---- Dataset content

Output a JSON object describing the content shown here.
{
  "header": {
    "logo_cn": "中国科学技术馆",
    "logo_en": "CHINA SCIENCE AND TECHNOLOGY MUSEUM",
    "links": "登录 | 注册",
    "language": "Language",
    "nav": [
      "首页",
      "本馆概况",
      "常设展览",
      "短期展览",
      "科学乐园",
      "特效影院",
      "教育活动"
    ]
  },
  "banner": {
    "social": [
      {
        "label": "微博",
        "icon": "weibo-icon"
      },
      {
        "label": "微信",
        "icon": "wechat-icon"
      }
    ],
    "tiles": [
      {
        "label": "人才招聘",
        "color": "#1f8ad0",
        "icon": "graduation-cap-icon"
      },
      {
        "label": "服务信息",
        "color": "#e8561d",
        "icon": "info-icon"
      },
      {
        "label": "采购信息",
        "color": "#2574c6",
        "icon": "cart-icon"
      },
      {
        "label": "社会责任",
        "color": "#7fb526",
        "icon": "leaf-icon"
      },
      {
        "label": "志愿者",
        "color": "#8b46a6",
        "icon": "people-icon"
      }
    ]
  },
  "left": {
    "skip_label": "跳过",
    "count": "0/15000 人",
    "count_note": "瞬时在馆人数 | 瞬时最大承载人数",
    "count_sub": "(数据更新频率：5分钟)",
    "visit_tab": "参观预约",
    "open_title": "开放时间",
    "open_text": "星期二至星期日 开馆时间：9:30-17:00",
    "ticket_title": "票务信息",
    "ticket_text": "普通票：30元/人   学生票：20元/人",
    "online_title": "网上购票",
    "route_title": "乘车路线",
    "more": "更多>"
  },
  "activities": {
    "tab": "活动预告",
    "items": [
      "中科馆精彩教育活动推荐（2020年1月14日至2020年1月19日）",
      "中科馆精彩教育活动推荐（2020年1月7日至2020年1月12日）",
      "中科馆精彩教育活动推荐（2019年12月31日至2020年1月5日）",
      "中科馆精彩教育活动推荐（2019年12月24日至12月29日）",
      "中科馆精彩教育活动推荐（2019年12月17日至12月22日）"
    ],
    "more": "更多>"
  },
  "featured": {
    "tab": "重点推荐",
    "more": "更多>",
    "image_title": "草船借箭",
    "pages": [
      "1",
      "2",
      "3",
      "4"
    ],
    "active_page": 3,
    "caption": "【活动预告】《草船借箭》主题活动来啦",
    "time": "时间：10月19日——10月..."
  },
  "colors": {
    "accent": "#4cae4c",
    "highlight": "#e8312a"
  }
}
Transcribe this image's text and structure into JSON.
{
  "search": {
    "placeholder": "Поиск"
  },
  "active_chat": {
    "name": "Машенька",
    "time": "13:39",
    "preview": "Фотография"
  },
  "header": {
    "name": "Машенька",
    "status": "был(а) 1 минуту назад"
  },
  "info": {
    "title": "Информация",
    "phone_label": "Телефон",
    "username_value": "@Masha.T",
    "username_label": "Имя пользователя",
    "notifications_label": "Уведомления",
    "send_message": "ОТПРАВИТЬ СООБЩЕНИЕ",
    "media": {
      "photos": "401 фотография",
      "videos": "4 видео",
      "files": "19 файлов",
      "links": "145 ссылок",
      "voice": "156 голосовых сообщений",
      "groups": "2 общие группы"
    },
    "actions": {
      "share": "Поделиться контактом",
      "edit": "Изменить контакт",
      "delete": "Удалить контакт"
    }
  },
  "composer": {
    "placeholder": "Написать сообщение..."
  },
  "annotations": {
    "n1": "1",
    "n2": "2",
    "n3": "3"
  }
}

--------

Everything from the line containing "Transcribe this image's" to the last line of the entries above should be quoted exactly, and only that.

Result for this exercise
Transcribe this image's text and structure into JSON.
{
  "search": {
    "placeholder": "Поиск"
  },
  "active_chat": {
    "name": "Машенька",
    "time": "13:39",
    "preview": "Фотография"
  },
  "header": {
    "name": "Машенька",
    "status": "был(а) 1 минуту назад"
  },
  "info": {
    "title": "Информация",
    "phone_label": "Телефон",
    "username_value": "@Masha.T",
    "username_label": "Имя пользователя",
    "notifications_label": "Уведомления",
    "send_message": "ОТПРАВИТЬ СООБЩЕНИЕ",
    "media": {
      "photos": "401 фотография",
      "videos": "4 видео",
      "files": "19 файлов",
      "links": "145 ссылок",
      "voice": "156 голосовых сообщений",
      "groups": "2 общие группы"
    },
    "actions": {
      "share": "Поделиться контактом",
      "edit": "Изменить контакт",
      "delete": "Удалить контакт"
    }
  },
  "composer": {
    "placeholder": "Написать сообщение..."
  },
  "annotations": {
    "n1": "1",
    "n2": "2",
    "n3": "3"
  }
}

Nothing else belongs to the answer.